--- Start of TASK MATERIAL ---
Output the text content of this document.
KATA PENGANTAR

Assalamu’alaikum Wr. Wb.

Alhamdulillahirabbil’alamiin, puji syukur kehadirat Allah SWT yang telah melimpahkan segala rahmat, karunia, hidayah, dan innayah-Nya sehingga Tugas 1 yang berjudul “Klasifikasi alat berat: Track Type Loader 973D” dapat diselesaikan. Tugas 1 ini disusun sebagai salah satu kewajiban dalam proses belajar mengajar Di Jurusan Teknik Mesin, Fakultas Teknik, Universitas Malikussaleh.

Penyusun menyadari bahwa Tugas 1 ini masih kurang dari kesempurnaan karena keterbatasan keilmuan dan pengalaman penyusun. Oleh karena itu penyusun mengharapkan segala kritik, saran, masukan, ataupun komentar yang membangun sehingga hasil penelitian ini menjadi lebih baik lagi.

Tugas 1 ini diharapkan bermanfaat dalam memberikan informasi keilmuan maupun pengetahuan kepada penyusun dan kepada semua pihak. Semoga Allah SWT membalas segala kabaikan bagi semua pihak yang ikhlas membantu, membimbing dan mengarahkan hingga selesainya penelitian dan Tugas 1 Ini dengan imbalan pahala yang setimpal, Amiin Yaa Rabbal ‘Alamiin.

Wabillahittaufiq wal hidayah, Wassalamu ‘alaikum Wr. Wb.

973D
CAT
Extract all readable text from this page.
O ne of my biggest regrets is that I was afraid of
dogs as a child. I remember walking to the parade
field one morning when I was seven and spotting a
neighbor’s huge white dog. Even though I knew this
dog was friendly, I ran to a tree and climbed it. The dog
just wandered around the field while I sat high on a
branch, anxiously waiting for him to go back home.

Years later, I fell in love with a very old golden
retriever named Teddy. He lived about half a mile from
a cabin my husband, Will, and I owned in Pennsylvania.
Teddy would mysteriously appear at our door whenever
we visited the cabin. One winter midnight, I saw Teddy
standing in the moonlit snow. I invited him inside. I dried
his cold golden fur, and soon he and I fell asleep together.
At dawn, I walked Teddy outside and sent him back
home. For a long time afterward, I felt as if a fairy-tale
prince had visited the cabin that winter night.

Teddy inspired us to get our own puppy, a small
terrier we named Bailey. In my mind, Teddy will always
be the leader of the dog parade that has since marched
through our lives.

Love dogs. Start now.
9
--- End of TASK MATERIAL ---
WHAT IS EXPECTED: Your task is to repeat every line exactly.

TASK RESPONSE:
Output the text content of this document.
KATA PENGANTAR

Assalamu’alaikum Wr. Wb.

Alhamdulillahirabbil’alamiin, puji syukur kehadirat Allah SWT yang telah melimpahkan segala rahmat, karunia, hidayah, dan innayah-Nya sehingga Tugas 1 yang berjudul “Klasifikasi alat berat: Track Type Loader 973D” dapat diselesaikan. Tugas 1 ini disusun sebagai salah satu kewajiban dalam proses belajar mengajar Di Jurusan Teknik Mesin, Fakultas Teknik, Universitas Malikussaleh.

Penyusun menyadari bahwa Tugas 1 ini masih kurang dari kesempurnaan karena keterbatasan keilmuan dan pengalaman penyusun. Oleh karena itu penyusun mengharapkan segala kritik, saran, masukan, ataupun komentar yang membangun sehingga hasil penelitian ini menjadi lebih baik lagi.

Tugas 1 ini diharapkan bermanfaat dalam memberikan informasi keilmuan maupun pengetahuan kepada penyusun dan kepada semua pihak. Semoga Allah SWT membalas segala kabaikan bagi semua pihak yang ikhlas membantu, membimbing dan mengarahkan hingga selesainya penelitian dan Tugas 1 Ini dengan imbalan pahala yang setimpal, Amiin Yaa Rabbal ‘Alamiin.

Wabillahittaufiq wal hidayah, Wassalamu ‘alaikum Wr. Wb.

973D
CAT
Extract all readable text from this page.
O ne of my biggest regrets is that I was afraid of
dogs as a child. I remember walking to the parade
field one morning when I was seven and spotting a
neighbor’s huge white dog. Even though I knew this
dog was friendly, I ran to a tree and climbed it. The dog
just wandered around the field while I sat high on a
branch, anxiously waiting for him to go back home.

Years later, I fell in love with a very old golden
retriever named Teddy. He lived about half a mile from
a cabin my husband, Will, and I owned in Pennsylvania.
Teddy would mysteriously appear at our door whenever
we visited the cabin. One winter midnight, I saw Teddy
standing in the moonlit snow. I invited him inside. I dried
his cold golden fur, and soon he and I fell asleep together.
At dawn, I walked Teddy outside and sent him back
home. For a long time afterward, I felt as if a fairy-tale
prince had visited the cabin that winter night.

Teddy inspired us to get our own puppy, a small
terrier we named Bailey. In my mind, Teddy will always
be the leader of the dog parade that has since marched
through our lives.

Love dogs. Start now.
9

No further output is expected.